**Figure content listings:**

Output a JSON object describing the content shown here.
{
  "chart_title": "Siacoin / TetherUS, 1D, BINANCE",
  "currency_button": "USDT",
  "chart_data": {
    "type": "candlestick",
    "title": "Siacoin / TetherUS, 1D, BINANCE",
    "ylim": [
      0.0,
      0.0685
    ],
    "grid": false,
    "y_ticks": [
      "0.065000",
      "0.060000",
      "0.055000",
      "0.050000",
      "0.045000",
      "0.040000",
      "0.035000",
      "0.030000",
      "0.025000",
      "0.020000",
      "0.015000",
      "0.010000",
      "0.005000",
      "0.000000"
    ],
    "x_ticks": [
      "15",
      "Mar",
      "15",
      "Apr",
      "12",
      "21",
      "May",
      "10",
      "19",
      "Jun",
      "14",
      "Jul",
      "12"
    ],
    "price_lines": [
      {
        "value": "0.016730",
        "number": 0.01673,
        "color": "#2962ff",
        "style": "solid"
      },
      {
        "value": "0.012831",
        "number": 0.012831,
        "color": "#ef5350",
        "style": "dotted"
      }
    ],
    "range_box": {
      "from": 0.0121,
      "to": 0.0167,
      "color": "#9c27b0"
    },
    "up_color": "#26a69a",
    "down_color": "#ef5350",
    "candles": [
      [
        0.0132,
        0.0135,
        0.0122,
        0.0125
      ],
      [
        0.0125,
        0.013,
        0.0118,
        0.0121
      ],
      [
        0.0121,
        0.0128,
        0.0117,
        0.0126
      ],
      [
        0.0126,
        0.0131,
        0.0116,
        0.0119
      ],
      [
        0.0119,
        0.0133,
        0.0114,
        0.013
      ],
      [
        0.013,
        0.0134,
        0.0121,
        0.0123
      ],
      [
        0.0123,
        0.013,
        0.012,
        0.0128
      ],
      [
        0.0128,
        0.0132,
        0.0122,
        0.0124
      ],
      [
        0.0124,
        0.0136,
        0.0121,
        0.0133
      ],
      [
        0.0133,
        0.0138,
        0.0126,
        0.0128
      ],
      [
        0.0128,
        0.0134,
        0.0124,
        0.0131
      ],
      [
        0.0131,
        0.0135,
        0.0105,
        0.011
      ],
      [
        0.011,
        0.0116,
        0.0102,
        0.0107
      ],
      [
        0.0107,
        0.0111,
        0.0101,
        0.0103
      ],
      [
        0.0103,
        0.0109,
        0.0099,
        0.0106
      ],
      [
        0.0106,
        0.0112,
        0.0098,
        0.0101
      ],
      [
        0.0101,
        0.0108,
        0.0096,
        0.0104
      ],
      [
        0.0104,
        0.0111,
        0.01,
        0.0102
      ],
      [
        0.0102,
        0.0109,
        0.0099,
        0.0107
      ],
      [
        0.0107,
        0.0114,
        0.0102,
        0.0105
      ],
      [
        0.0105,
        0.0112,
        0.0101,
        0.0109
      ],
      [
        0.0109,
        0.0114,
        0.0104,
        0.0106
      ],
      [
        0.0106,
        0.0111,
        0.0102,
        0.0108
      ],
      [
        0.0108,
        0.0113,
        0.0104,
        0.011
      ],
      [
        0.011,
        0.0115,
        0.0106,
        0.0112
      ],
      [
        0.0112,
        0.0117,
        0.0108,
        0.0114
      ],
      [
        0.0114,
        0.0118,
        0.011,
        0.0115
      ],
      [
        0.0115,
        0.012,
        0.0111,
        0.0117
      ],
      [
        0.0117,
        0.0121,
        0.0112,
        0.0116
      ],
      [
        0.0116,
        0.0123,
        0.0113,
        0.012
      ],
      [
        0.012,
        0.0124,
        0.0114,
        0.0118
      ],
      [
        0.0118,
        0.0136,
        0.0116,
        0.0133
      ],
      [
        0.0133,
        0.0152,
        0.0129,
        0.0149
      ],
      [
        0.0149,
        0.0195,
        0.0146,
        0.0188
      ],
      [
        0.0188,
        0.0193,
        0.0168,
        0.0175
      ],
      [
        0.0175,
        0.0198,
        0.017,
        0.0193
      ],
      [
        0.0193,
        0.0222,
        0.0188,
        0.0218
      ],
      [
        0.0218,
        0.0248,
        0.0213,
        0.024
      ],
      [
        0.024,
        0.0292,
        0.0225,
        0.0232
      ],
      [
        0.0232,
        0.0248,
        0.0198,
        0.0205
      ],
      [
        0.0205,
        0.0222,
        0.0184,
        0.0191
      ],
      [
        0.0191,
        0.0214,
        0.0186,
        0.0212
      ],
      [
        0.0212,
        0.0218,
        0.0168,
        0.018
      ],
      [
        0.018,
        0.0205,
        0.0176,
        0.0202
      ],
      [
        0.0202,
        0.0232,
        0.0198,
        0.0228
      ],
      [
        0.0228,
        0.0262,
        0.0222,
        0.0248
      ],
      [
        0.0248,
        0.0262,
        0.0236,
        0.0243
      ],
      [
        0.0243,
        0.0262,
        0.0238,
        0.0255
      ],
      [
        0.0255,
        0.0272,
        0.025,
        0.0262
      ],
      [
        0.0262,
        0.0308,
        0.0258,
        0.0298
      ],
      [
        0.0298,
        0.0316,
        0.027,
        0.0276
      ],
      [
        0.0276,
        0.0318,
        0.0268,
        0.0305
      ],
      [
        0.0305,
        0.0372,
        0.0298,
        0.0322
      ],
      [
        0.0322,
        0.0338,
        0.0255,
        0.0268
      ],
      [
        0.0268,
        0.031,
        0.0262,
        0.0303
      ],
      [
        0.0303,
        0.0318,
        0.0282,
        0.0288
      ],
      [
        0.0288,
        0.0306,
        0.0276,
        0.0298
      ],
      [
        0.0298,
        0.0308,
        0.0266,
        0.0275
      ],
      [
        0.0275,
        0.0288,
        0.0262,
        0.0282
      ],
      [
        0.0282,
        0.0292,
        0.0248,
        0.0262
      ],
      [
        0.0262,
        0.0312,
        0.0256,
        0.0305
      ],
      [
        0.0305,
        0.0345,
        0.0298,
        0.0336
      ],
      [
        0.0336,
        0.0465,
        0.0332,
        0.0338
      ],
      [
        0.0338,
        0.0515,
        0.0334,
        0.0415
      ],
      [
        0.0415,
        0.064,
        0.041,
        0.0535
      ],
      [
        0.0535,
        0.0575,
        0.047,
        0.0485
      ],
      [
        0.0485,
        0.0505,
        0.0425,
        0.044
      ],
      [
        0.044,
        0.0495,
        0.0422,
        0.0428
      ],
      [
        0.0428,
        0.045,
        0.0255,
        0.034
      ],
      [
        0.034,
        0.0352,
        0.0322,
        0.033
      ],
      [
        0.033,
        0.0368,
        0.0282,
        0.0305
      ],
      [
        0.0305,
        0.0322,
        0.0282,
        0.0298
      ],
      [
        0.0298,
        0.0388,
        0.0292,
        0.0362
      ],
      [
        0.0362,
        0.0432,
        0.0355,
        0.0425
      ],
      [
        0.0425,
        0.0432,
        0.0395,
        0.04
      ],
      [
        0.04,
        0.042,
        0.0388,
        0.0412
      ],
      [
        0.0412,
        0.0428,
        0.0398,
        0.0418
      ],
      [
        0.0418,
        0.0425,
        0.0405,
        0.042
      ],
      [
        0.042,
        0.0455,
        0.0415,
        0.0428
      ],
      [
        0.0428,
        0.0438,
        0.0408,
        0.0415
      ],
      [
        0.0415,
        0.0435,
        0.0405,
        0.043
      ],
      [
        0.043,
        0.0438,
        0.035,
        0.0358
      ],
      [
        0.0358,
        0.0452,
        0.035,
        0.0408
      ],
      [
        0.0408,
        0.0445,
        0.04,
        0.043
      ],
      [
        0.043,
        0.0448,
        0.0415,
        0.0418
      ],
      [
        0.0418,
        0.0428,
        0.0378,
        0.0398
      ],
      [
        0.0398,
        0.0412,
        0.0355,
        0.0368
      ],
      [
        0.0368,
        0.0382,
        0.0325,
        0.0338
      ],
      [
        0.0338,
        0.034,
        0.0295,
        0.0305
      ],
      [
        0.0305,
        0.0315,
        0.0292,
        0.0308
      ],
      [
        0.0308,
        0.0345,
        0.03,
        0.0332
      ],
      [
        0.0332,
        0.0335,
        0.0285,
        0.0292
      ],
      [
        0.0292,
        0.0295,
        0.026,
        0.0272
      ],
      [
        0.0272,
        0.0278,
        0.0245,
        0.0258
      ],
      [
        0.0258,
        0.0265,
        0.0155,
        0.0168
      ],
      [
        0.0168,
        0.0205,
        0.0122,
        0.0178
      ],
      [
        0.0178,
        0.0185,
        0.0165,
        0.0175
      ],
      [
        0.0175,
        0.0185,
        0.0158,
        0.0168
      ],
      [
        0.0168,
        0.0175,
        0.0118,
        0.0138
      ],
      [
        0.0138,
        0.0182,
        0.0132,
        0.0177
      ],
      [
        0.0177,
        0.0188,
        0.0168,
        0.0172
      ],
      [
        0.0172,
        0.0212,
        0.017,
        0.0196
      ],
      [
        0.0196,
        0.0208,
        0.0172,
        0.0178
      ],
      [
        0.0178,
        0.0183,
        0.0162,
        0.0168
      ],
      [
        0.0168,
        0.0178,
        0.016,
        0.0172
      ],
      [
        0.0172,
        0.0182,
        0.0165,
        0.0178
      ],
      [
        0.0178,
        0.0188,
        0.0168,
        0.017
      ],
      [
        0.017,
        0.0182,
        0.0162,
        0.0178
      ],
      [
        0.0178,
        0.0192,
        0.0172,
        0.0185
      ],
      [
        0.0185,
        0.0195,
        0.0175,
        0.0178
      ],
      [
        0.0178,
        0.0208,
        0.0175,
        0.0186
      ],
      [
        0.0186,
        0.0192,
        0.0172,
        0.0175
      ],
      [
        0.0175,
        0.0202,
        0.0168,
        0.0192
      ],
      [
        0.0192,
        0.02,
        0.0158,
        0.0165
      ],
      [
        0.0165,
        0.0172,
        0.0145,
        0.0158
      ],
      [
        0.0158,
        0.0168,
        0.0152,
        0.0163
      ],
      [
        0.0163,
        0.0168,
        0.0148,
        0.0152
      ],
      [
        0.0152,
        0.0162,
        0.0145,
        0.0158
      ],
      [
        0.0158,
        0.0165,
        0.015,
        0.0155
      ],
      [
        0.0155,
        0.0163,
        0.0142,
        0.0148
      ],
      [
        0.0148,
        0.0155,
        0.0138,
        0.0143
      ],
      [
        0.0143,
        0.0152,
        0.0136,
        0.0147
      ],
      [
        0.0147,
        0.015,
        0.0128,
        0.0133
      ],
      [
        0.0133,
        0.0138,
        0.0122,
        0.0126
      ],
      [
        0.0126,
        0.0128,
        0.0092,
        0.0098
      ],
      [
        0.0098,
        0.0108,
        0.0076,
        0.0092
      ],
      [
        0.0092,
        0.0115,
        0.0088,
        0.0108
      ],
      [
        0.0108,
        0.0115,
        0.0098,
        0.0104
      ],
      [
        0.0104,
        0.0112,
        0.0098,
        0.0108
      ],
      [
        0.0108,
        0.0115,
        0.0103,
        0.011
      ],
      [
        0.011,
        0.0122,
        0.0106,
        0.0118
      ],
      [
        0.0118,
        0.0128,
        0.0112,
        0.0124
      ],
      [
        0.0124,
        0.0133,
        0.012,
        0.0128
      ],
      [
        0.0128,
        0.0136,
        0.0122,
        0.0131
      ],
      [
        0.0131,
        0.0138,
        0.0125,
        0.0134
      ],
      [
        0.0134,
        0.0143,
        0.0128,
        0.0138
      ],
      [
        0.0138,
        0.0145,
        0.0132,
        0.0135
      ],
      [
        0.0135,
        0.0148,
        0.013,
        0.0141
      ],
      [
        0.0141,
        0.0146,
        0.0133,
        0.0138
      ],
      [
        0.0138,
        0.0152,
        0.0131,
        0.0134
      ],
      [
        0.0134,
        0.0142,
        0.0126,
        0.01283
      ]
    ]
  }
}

**WHAT TO PRODUCE:** Count the lines above that contain the word "BINANCE", and reply with only that number.

**RESPONSE TO THE EXERCISE:** 2